WHAT THE EXERCISE ASKS —
Write out every line of the material as it stands, apart from the pictures.

INFORMATION GIVEN —
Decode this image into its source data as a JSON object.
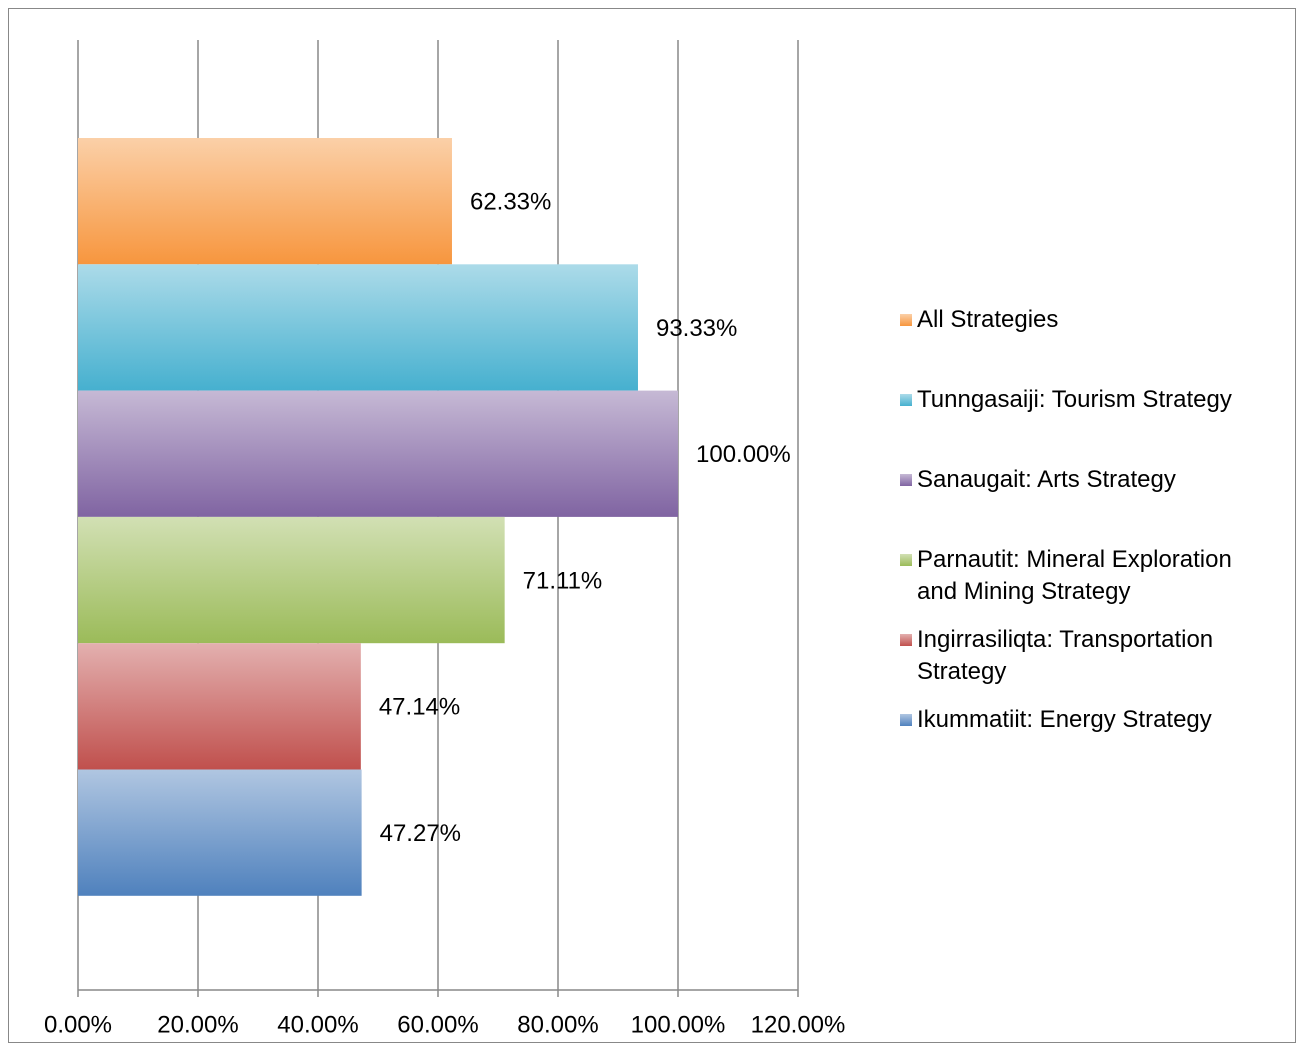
{
  "chart_data": {
    "type": "bar",
    "orientation": "horizontal",
    "categories": [
      null
    ],
    "series": [
      {
        "name": "All Strategies",
        "color": "#f7963e",
        "values": [
          62.33
        ],
        "value_labels": [
          "62.33%"
        ]
      },
      {
        "name": "Tunngasaiji: Tourism Strategy",
        "color": "#46b0cf",
        "values": [
          93.33
        ],
        "value_labels": [
          "93.33%"
        ]
      },
      {
        "name": "Sanaugait: Arts Strategy",
        "color": "#8064a2",
        "values": [
          100.0
        ],
        "value_labels": [
          "100.00%"
        ]
      },
      {
        "name": "Parnautit: Mineral Exploration and Mining Strategy",
        "color": "#9bbb59",
        "values": [
          71.11
        ],
        "value_labels": [
          "71.11%"
        ]
      },
      {
        "name": "Ingirrasiliqta: Transportation Strategy",
        "color": "#c0504d",
        "values": [
          47.14
        ],
        "value_labels": [
          "47.14%"
        ]
      },
      {
        "name": "Ikummatiit: Energy Strategy",
        "color": "#4f81bd",
        "values": [
          47.27
        ],
        "value_labels": [
          "47.27%"
        ]
      }
    ],
    "xlim": [
      0,
      120
    ],
    "xticks": [
      {
        "value": 0,
        "label": "0.00%"
      },
      {
        "value": 20,
        "label": "20.00%"
      },
      {
        "value": 40,
        "label": "40.00%"
      },
      {
        "value": 60,
        "label": "60.00%"
      },
      {
        "value": 80,
        "label": "80.00%"
      },
      {
        "value": 100,
        "label": "100.00%"
      },
      {
        "value": 120,
        "label": "120.00%"
      }
    ],
    "grid": true,
    "legend": "right"
  }
}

TASK OUTPUT —
Decode this image into its source data as a JSON object.
{
  "chart_data": {
    "type": "bar",
    "orientation": "horizontal",
    "categories": [
      null
    ],
    "series": [
      {
        "name": "All Strategies",
        "color": "#f7963e",
        "values": [
          62.33
        ],
        "value_labels": [
          "62.33%"
        ]
      },
      {
        "name": "Tunngasaiji: Tourism Strategy",
        "color": "#46b0cf",
        "values": [
          93.33
        ],
        "value_labels": [
          "93.33%"
        ]
      },
      {
        "name": "Sanaugait: Arts Strategy",
        "color": "#8064a2",
        "values": [
          100.0
        ],
        "value_labels": [
          "100.00%"
        ]
      },
      {
        "name": "Parnautit: Mineral Exploration and Mining Strategy",
        "color": "#9bbb59",
        "values": [
          71.11
        ],
        "value_labels": [
          "71.11%"
        ]
      },
      {
        "name": "Ingirrasiliqta: Transportation Strategy",
        "color": "#c0504d",
        "values": [
          47.14
        ],
        "value_labels": [
          "47.14%"
        ]
      },
      {
        "name": "Ikummatiit: Energy Strategy",
        "color": "#4f81bd",
        "values": [
          47.27
        ],
        "value_labels": [
          "47.27%"
        ]
      }
    ],
    "xlim": [
      0,
      120
    ],
    "xticks": [
      {
        "value": 0,
        "label": "0.00%"
      },
      {
        "value": 20,
        "label": "20.00%"
      },
      {
        "value": 40,
        "label": "40.00%"
      },
      {
        "value": 60,
        "label": "60.00%"
      },
      {
        "value": 80,
        "label": "80.00%"
      },
      {
        "value": 100,
        "label": "100.00%"
      },
      {
        "value": 120,
        "label": "120.00%"
      }
    ],
    "grid": true,
    "legend": "right"
  }
}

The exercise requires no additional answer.